
[3] Jean Vilar (1913-1971) s’installe après 1947 à Avignon, où il fonde le premier Festival d’Art dramatique français. Il crée en 1951 le Théâtre National Populaire avant de se consacrer complètement au Festival d’Avignon. Adversaire déclaré du « metteur en scène régnant », il tend à présenter les œuvres dans leur aspect universel et se caractérise par son goût de la sobriété à tous les niveaux.

[4] Roger Blin (1907-1984), élève de Dullin mais fortement marqué par Artaud, capable d’une vision poétique du monde mais aussi de la plus grande austérité, a été le metteur en scène rêvé pour les œuvres de Beckett et de Genet.

[5] Jean-Marie Serreau (1915-1973), héritier de Dullin et Brecht, très imaginatif et séduit par les possibilités qu’offre l’audio-visuel, monta des œuvres d’Adamov, Ionesco, Beckett, Arrabal, Césaire et Kateb Yacine.

[6] Bertolt Brecht (1898-1956), de son côté, lègue à ses continuateurs la conception d’un comédien qui, grâce à un « jeu distancié », ne fait pas complètement corps avec son personnage et laisse ainsi au spectateur le choix de l’interprétation.

[7] Antonin Artaud (1896-1948), metteur en scène, offre une conception de la scène : « lieu physique et concret », elle doit créer son langage à travers le langage.

[8] Roger Planchon (1931-2009) est considéré comme un metteur en scène du théâtre réaliste engagé – il a dirigé, sur scène comme au cinéma, notre ami Régis Royer (notamment Lautrec).

[9] Antoine Bourseiller (1930-2013), l’homme des recherches dans le domaine de l’insolite, a monté des pièces de Billetdoux ou Vauthier.

[10] Antoine Vitez (1930-1990) a mis en scène aussi bien Guyotat que Claudel.

[11] L’ArgentinVictor Garcia (1934-1982), pour qui Arrabal est l’auteur de prédilection.

[12] Patrice Chéreau (1944-2013) a notamment mis en scène Marivaux à Paris et Wagner à Bayreuth.

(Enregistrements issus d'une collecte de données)
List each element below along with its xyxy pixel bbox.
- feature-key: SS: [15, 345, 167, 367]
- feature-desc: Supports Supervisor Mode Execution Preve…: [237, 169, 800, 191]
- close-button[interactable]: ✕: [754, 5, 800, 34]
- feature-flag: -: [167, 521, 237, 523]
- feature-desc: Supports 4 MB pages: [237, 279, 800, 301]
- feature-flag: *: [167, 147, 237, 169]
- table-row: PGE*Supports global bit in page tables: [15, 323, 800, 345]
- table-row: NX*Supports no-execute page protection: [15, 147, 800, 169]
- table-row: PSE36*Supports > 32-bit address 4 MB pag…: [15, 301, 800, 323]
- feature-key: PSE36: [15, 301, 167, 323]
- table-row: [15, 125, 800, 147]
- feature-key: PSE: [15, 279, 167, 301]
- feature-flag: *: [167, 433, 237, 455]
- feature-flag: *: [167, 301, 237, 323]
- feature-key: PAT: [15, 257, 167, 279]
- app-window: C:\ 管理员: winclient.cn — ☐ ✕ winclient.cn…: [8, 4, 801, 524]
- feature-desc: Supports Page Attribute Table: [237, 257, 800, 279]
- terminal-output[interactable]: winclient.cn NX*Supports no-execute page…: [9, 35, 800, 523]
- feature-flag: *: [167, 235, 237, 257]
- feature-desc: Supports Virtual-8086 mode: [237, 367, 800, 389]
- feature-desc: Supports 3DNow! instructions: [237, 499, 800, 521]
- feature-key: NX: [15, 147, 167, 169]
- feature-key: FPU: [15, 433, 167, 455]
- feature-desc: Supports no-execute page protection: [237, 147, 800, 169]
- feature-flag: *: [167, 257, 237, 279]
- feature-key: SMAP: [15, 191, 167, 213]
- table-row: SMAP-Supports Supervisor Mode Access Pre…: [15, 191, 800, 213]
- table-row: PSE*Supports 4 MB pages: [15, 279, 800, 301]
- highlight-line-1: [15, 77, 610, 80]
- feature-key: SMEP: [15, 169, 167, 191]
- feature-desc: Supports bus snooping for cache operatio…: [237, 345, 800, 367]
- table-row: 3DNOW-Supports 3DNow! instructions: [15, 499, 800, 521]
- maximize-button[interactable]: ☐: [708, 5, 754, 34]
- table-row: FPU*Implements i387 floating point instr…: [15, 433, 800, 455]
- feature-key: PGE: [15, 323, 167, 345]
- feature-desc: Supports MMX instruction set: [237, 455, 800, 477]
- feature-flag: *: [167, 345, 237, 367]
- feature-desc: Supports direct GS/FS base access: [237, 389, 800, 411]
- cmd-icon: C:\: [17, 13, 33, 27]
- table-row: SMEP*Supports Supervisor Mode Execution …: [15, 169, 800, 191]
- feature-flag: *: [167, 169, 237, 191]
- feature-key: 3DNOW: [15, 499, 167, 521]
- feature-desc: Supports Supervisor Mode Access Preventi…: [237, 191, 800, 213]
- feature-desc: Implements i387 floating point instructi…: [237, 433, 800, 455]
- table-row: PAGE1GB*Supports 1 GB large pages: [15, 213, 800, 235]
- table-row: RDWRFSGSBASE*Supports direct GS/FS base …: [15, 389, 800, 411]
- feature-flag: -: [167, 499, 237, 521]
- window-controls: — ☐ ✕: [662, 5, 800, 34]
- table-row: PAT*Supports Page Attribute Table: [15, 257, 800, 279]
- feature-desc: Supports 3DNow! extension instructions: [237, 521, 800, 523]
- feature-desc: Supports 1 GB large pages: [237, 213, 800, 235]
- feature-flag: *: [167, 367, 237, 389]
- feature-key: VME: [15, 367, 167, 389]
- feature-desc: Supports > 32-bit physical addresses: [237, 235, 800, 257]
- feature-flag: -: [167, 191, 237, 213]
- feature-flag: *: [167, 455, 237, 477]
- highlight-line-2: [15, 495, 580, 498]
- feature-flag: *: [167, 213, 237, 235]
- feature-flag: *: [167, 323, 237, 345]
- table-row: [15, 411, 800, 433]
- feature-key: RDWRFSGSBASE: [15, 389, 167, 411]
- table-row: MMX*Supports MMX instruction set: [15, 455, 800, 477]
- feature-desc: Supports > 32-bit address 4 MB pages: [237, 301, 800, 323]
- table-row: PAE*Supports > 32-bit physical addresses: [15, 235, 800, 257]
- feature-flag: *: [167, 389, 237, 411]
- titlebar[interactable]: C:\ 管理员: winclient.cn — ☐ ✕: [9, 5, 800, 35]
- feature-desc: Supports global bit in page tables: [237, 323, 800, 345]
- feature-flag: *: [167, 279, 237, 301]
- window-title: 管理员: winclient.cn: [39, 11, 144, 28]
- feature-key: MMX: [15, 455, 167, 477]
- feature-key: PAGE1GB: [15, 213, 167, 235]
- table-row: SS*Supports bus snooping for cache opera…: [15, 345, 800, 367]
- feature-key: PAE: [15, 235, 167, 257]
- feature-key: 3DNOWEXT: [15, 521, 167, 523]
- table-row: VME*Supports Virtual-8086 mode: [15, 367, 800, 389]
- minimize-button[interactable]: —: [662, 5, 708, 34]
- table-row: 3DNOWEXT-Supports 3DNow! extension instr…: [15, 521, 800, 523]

# OBJECTIF VISÉ:
Reprenez tout le passage de l'extrait sur les metteurs en scène, depuis « [5] Jean-Marie Serreau » jusqu'à « Royer (notamment Lautrec). », en substituant « acteur » à « comédien ». Appuyez-vous uniquement sur l'extrait sur les metteurs en scène.

# RÉPONSE PROPOSÉE:
[5] Jean-Marie Serreau (1915-1973), héritier de Dullin et Brecht, très imaginatif et séduit par les possibilités qu’offre l’audio-visuel, monta des œuvres d’Adamov, Ionesco, Beckett, Arrabal, Césaire et Kateb Yacine.

[6] Bertolt Brecht (1898-1956), de son côté, lègue à ses continuateurs la conception d’un acteur qui, grâce à un « jeu distancié », ne fait pas complètement corps avec son personnage et laisse ainsi au spectateur le choix de l’interprétation.

[7] Antonin Artaud (1896-1948), metteur en scène, offre une conception de la scène : « lieu physique et concret », elle doit créer son langage à travers le langage.

[8] Roger Planchon (1931-2009) est considéré comme un metteur en scène du théâtre réaliste engagé – il a dirigé, sur scène comme au cinéma, notre ami Régis Royer (notamment Lautrec).